> [Instructions to follow]
All records should be reproduced verbatim.

/---

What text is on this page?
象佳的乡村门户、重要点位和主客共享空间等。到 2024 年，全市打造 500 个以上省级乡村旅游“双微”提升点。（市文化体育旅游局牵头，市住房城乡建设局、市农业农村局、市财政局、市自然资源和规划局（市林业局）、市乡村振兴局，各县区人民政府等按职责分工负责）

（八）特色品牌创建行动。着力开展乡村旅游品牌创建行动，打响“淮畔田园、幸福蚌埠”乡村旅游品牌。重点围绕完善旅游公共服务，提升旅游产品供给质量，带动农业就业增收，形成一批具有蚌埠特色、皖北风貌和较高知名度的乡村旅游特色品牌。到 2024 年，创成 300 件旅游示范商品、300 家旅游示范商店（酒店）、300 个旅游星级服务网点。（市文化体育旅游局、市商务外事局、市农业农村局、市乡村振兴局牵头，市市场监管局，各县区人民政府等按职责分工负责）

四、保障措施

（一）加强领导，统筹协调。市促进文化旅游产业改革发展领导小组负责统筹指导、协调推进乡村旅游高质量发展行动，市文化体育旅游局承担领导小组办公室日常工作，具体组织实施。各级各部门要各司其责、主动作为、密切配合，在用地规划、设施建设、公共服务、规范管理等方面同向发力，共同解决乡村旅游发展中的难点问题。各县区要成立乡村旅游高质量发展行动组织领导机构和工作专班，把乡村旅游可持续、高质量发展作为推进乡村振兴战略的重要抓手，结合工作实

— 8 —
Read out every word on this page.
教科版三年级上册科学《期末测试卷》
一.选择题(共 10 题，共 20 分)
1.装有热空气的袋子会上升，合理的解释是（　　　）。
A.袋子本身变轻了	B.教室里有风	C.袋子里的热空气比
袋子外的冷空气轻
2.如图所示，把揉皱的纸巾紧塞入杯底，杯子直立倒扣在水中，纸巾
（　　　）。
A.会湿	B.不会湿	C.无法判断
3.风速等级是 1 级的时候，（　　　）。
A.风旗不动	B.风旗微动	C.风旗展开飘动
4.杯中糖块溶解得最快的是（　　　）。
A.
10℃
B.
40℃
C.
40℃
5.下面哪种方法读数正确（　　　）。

\---

> [Full answer]
What text is on this page?
象佳的乡村门户、重要点位和主客共享空间等。到 2024 年，全市打造 500 个以上省级乡村旅游“双微”提升点。（市文化体育旅游局牵头，市住房城乡建设局、市农业农村局、市财政局、市自然资源和规划局（市林业局）、市乡村振兴局，各县区人民政府等按职责分工负责）

（八）特色品牌创建行动。着力开展乡村旅游品牌创建行动，打响“淮畔田园、幸福蚌埠”乡村旅游品牌。重点围绕完善旅游公共服务，提升旅游产品供给质量，带动农业就业增收，形成一批具有蚌埠特色、皖北风貌和较高知名度的乡村旅游特色品牌。到 2024 年，创成 300 件旅游示范商品、300 家旅游示范商店（酒店）、300 个旅游星级服务网点。（市文化体育旅游局、市商务外事局、市农业农村局、市乡村振兴局牵头，市市场监管局，各县区人民政府等按职责分工负责）

四、保障措施

（一）加强领导，统筹协调。市促进文化旅游产业改革发展领导小组负责统筹指导、协调推进乡村旅游高质量发展行动，市文化体育旅游局承担领导小组办公室日常工作，具体组织实施。各级各部门要各司其责、主动作为、密切配合，在用地规划、设施建设、公共服务、规范管理等方面同向发力，共同解决乡村旅游发展中的难点问题。各县区要成立乡村旅游高质量发展行动组织领导机构和工作专班，把乡村旅游可持续、高质量发展作为推进乡村振兴战略的重要抓手，结合工作实

— 8 —
Read out every word on this page.
教科版三年级上册科学《期末测试卷》
一.选择题(共 10 题，共 20 分)
1.装有热空气的袋子会上升，合理的解释是（　　　）。
A.袋子本身变轻了	B.教室里有风	C.袋子里的热空气比
袋子外的冷空气轻
2.如图所示，把揉皱的纸巾紧塞入杯底，杯子直立倒扣在水中，纸巾
（　　　）。
A.会湿	B.不会湿	C.无法判断
3.风速等级是 1 级的时候，（　　　）。
A.风旗不动	B.风旗微动	C.风旗展开飘动
4.杯中糖块溶解得最快的是（　　　）。
A.
10℃
B.
40℃
C.
40℃
5.下面哪种方法读数正确（　　　）。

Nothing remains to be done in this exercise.